■ Rows:
···

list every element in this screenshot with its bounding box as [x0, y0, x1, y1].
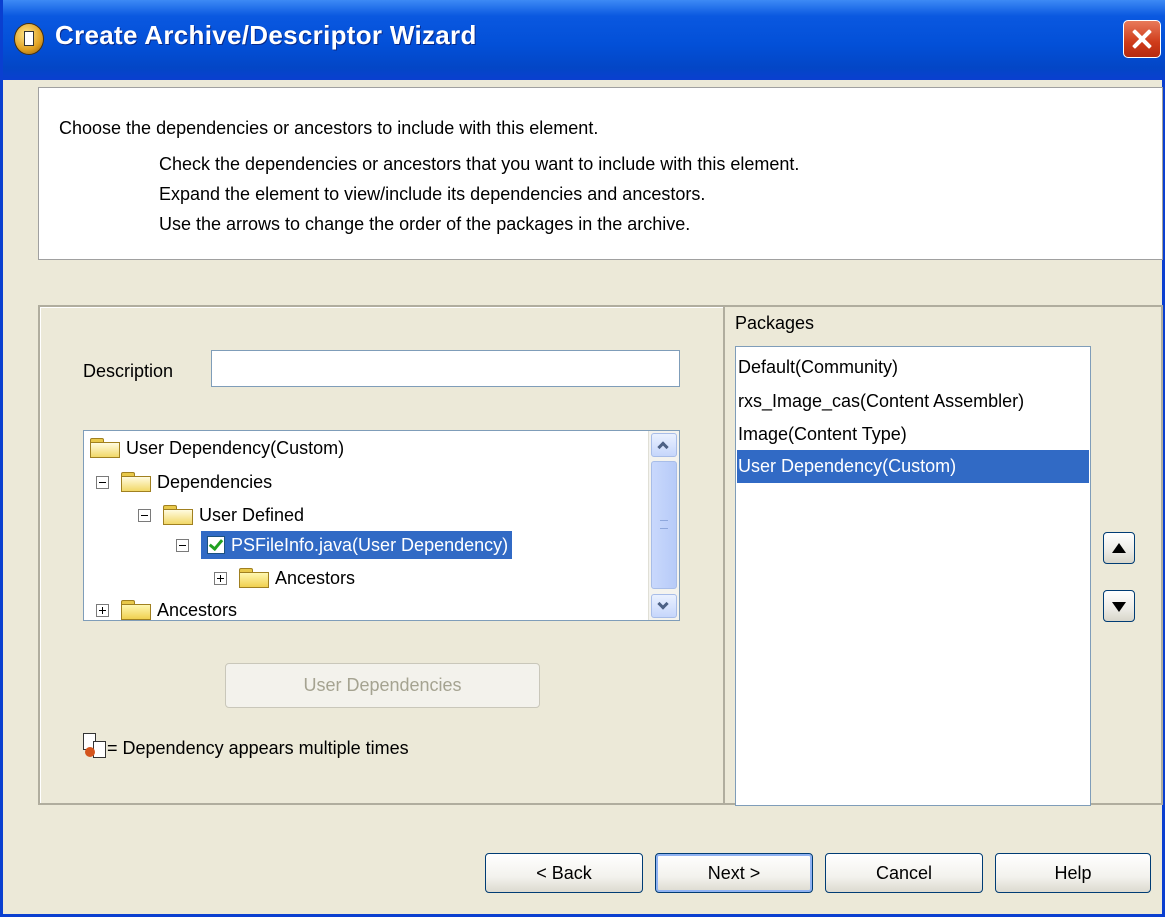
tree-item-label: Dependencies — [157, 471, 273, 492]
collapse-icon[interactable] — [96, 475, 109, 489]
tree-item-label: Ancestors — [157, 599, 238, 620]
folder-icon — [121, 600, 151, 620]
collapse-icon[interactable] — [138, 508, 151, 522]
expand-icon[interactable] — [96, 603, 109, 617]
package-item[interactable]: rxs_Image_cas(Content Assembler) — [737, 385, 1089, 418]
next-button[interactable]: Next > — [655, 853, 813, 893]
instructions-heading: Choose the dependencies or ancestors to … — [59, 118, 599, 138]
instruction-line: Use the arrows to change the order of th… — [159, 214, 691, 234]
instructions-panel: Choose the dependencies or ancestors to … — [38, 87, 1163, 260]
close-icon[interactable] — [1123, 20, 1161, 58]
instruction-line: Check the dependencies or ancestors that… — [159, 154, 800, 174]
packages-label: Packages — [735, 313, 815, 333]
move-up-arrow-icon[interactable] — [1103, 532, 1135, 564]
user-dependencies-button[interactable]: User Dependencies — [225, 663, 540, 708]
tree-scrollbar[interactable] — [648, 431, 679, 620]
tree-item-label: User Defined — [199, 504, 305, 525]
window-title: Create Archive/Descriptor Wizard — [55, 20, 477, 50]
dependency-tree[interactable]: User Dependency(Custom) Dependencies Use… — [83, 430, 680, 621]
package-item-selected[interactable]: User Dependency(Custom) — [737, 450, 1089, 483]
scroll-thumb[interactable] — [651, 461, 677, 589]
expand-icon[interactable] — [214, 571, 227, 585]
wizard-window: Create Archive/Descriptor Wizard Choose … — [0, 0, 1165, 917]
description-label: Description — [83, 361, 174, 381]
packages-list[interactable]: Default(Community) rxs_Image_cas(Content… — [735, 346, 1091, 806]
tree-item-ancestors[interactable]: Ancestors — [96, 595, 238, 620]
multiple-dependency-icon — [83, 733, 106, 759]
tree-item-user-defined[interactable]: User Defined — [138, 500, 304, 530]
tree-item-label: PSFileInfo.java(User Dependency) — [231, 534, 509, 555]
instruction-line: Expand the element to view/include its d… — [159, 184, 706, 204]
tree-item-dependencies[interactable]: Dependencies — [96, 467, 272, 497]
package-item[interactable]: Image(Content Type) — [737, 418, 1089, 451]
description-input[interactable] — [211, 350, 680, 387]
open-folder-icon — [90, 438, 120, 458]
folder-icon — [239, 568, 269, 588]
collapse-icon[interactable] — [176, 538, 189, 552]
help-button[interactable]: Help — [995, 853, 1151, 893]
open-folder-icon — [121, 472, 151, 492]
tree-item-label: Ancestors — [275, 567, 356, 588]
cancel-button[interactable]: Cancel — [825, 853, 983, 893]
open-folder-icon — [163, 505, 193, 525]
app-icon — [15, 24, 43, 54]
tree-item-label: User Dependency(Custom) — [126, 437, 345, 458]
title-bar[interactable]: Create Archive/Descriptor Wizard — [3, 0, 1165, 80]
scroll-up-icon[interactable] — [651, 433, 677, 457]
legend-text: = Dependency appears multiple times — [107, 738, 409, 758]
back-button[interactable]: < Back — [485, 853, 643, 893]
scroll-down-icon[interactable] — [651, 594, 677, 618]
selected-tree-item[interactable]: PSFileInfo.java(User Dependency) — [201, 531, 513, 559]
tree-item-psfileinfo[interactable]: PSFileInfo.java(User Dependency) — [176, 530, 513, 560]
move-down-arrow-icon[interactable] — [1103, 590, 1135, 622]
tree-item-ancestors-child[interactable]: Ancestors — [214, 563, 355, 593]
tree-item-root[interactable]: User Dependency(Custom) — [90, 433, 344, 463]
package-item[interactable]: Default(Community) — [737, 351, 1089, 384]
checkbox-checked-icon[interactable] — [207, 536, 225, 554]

···

■ Required task: Render the lines from the one containing "tree-item-label: Dependencies —" through the one containing "package-item[interactable]: rxs_Image_cas(Content Assembler)" as a Markdown table with the columns Row and Line, numbering each row and omitting any blank lines.

■ Result:
| Row | Line |
|---|---|
| 1 | tree-item-label: Dependencies — [157, 471, 273, 492] |
| 2 | collapse-icon[interactable] — [96, 475, 109, 489] |
| 3 | tree-item-label: Ancestors — [157, 599, 238, 620] |
| 4 | folder-icon — [121, 600, 151, 620] |
| 5 | collapse-icon[interactable] — [138, 508, 151, 522] |
| 6 | expand-icon[interactable] — [96, 603, 109, 617] |
| 7 | package-item[interactable]: rxs_Image_cas(Content Assembler) — [737, 385, 1089, 418] |